Problem description: Copy, in full, each line of the material that holds the word "Číslo".

Material to process:
## begin
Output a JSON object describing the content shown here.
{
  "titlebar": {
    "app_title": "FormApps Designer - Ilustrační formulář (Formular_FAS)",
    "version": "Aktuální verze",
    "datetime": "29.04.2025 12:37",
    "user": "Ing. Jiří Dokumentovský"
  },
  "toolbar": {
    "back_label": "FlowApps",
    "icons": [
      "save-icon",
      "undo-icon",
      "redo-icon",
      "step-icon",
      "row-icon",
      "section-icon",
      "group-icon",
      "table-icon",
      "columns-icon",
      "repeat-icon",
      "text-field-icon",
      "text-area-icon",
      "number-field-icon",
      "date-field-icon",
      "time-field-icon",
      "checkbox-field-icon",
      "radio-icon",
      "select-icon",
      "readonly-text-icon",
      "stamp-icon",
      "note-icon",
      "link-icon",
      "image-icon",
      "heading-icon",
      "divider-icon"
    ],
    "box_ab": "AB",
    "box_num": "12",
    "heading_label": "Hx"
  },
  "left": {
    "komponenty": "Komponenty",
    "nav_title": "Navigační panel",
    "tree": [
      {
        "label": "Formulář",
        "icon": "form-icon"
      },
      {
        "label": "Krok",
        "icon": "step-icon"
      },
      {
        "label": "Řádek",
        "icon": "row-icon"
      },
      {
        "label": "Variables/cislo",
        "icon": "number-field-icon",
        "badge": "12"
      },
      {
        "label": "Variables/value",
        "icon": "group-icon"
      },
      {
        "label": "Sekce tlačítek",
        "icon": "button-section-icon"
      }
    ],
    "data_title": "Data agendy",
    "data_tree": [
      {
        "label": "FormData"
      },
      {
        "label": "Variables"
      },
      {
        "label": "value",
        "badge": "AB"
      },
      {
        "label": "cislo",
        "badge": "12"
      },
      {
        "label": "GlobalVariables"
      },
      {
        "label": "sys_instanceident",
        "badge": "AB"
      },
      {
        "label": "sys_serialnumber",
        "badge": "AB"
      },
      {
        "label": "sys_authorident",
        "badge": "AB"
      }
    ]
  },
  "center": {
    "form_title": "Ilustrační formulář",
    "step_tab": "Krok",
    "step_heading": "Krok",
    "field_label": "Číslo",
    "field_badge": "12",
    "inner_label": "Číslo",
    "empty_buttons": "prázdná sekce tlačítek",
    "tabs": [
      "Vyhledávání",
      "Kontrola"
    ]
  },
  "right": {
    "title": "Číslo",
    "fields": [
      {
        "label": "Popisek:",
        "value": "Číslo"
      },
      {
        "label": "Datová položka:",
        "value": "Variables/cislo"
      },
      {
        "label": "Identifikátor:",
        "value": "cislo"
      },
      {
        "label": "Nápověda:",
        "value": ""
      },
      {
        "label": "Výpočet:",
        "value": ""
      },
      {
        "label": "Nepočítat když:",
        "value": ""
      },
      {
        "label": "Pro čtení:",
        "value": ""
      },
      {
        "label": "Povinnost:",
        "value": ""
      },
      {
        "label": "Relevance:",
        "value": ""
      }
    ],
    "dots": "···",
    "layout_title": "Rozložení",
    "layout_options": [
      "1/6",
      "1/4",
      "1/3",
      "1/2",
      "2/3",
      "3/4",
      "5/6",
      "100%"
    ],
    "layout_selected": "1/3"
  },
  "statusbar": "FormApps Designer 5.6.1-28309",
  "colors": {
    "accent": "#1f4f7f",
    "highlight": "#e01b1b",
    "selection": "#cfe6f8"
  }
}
## end
Output of the task:
    "field_label": "Číslo",
    "inner_label": "Číslo",
    "title": "Číslo",
        "value": "Číslo"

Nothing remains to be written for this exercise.